Objective - Please find all lines in the data that hold the string "Kanzlist" and copy them.
==*==
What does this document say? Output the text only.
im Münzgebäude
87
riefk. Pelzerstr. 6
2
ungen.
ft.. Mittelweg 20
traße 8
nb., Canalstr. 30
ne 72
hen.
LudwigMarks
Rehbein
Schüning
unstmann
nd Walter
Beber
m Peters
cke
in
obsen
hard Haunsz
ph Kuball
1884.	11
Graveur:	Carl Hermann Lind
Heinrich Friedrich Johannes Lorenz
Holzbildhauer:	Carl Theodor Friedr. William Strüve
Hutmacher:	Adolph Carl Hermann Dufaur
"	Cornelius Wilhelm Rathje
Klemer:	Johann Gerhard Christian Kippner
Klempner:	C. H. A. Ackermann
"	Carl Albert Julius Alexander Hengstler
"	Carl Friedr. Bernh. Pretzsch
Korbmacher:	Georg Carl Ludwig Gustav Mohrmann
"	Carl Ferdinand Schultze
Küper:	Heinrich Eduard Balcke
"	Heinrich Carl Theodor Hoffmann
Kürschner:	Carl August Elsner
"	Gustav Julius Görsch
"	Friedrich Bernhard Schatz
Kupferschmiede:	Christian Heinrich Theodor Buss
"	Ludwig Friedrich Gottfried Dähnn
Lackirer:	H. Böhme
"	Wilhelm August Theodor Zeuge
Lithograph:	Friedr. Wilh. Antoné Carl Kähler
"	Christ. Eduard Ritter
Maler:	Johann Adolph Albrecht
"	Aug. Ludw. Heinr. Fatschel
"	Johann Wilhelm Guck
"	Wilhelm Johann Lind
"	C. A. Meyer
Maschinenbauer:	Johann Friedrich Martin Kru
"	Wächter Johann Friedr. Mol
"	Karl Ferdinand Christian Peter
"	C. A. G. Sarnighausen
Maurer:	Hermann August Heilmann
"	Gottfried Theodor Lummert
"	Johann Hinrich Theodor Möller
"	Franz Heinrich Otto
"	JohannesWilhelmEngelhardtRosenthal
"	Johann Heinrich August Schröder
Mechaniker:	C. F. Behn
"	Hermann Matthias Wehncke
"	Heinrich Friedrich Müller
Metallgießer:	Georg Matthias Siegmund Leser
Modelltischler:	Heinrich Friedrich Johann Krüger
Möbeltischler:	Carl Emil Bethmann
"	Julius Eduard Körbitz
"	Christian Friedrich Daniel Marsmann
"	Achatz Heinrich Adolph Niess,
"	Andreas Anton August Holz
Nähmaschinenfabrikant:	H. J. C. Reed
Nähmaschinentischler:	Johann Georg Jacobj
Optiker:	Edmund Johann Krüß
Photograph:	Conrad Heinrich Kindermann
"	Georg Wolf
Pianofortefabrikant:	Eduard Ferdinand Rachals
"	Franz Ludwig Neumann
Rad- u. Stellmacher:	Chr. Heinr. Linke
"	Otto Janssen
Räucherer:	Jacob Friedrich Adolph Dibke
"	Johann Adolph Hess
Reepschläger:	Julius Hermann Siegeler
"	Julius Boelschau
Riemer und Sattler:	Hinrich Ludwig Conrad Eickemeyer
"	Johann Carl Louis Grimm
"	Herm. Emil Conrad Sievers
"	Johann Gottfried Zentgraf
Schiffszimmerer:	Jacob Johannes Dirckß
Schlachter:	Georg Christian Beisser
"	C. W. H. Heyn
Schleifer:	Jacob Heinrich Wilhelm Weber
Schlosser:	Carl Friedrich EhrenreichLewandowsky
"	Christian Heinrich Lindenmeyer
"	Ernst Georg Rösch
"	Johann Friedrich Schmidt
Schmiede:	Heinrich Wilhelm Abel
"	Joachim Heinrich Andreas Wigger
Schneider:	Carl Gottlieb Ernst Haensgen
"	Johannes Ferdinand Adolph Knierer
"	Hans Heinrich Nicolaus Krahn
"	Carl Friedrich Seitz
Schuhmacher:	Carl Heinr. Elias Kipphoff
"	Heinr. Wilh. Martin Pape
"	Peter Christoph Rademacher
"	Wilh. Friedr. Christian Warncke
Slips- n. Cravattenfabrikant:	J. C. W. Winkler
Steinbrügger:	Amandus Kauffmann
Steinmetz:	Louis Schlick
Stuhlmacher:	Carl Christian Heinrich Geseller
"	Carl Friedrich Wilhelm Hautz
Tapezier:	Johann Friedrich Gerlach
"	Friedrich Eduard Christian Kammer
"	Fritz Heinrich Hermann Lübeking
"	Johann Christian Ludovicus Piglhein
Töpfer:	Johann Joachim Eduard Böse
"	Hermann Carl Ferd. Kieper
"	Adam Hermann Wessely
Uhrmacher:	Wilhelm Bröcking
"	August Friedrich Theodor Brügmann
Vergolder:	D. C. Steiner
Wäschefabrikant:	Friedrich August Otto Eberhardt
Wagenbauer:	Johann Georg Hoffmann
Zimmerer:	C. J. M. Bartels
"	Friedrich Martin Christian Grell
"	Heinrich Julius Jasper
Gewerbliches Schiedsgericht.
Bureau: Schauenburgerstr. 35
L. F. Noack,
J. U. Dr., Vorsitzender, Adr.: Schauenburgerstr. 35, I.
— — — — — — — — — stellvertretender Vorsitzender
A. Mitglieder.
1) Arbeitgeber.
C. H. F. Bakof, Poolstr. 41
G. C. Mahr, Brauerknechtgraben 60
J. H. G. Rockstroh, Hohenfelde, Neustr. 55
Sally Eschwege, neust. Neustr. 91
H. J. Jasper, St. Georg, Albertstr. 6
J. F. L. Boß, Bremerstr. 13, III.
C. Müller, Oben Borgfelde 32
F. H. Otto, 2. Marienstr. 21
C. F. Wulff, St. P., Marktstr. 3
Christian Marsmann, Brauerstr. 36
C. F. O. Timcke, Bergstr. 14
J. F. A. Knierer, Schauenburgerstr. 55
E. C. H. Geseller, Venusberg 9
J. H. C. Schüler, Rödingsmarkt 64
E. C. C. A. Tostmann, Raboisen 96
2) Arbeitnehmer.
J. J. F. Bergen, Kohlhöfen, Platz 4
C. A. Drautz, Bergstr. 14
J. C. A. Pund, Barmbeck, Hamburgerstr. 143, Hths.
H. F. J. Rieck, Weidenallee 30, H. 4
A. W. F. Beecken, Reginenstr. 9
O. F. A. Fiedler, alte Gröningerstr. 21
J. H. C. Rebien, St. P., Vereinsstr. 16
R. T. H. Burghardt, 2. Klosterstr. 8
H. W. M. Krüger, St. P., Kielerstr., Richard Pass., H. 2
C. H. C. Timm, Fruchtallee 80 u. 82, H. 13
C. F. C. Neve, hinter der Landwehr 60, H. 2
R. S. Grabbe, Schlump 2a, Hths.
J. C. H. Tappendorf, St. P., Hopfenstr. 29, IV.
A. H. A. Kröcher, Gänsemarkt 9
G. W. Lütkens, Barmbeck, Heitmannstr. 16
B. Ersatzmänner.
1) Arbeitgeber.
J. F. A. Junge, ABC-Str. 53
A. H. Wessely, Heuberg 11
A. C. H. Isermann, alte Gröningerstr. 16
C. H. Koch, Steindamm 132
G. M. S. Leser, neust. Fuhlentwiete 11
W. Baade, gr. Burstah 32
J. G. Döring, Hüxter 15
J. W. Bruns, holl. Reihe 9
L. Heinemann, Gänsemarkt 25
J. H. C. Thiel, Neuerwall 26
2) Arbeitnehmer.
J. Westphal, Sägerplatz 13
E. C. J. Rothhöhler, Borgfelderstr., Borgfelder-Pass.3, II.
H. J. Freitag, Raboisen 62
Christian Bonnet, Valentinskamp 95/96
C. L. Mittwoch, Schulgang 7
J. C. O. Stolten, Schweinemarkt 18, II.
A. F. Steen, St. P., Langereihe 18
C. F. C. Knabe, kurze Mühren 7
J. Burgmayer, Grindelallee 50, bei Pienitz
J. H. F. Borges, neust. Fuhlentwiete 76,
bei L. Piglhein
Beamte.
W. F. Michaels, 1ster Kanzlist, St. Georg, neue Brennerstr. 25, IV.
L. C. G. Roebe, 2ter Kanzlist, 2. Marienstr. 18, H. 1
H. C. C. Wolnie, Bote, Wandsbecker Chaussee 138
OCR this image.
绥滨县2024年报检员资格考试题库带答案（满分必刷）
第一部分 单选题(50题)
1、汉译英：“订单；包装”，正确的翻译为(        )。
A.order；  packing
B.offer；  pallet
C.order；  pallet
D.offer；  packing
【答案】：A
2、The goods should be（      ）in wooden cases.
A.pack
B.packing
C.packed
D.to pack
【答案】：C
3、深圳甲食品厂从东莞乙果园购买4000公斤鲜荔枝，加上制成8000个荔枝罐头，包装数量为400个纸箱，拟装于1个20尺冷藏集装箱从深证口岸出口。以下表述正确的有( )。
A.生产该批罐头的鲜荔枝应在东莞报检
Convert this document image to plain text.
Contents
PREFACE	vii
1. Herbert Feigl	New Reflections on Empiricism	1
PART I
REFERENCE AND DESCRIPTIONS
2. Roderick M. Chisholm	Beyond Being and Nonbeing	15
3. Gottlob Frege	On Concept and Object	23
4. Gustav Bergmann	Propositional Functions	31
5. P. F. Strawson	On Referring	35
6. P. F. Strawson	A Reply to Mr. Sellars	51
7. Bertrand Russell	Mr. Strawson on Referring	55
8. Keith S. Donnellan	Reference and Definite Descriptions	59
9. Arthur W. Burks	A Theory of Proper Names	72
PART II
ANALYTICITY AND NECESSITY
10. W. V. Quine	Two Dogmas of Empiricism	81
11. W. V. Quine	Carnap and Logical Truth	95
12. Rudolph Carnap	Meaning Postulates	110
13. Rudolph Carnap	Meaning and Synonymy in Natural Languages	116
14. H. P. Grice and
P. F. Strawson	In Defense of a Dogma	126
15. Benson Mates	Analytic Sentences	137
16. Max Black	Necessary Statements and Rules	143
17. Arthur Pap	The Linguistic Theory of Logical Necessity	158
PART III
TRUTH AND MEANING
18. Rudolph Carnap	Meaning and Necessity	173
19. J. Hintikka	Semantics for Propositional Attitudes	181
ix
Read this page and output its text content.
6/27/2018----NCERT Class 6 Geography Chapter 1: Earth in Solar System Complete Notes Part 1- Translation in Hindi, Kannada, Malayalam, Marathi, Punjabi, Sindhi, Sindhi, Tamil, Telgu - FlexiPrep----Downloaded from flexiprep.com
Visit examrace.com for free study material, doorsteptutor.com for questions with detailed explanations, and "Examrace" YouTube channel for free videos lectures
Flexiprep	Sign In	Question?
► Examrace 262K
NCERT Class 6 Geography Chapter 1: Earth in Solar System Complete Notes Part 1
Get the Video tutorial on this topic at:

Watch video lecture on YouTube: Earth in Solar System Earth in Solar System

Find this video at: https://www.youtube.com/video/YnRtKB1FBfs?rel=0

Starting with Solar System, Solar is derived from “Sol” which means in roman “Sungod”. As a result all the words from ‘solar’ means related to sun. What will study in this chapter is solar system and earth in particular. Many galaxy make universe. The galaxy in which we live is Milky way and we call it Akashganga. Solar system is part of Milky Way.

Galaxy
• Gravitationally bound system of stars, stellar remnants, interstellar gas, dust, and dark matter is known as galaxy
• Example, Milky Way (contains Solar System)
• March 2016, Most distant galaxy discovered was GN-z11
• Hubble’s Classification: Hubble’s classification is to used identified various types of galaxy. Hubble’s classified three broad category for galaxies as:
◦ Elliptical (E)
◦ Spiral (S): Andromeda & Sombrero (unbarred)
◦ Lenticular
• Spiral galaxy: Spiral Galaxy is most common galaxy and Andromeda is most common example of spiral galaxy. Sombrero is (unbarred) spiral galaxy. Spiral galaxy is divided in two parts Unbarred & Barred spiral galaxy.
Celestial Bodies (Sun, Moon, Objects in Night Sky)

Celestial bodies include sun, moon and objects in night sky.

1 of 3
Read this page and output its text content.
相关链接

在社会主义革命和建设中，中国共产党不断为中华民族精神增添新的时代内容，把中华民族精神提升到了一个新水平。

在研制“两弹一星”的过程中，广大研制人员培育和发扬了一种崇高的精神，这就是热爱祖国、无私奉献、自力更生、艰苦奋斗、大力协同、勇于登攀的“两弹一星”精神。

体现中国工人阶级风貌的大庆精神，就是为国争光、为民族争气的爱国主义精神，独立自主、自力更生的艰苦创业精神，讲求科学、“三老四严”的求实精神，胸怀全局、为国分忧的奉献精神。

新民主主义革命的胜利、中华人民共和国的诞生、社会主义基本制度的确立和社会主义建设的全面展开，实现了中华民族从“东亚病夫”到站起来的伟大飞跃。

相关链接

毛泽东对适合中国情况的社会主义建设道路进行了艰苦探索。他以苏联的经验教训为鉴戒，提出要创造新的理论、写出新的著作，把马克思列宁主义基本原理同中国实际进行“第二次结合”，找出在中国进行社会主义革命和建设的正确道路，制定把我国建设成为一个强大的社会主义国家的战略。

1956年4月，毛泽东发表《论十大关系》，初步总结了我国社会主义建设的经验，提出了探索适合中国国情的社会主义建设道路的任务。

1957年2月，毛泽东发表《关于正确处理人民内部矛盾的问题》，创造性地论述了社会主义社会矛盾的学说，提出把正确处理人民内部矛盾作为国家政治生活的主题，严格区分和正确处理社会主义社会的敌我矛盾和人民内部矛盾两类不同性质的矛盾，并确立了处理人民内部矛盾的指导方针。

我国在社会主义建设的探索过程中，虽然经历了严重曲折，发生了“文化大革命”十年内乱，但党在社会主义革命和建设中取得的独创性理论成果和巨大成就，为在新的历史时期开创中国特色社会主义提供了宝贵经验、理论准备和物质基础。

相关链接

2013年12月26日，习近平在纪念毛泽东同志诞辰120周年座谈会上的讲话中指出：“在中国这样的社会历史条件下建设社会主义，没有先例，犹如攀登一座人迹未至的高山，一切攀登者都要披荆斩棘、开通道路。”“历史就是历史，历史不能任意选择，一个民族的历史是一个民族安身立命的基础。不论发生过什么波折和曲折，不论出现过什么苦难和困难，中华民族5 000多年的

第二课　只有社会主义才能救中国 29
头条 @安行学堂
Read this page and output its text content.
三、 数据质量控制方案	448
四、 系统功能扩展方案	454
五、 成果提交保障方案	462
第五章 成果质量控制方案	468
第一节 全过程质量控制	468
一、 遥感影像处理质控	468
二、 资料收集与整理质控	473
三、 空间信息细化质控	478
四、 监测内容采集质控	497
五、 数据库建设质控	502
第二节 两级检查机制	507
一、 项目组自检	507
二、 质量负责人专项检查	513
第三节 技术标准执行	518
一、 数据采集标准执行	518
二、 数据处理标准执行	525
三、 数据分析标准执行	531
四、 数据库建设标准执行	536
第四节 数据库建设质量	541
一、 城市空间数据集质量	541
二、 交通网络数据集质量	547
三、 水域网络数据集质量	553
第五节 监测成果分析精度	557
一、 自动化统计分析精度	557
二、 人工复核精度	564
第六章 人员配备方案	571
==*==
Correct output -
W. F. Michaels, 1ster Kanzlist, St. Georg, neue Brennerstr. 25, IV.
L. C. G. Roebe, 2ter Kanzlist, 2. Marienstr. 18, H. 1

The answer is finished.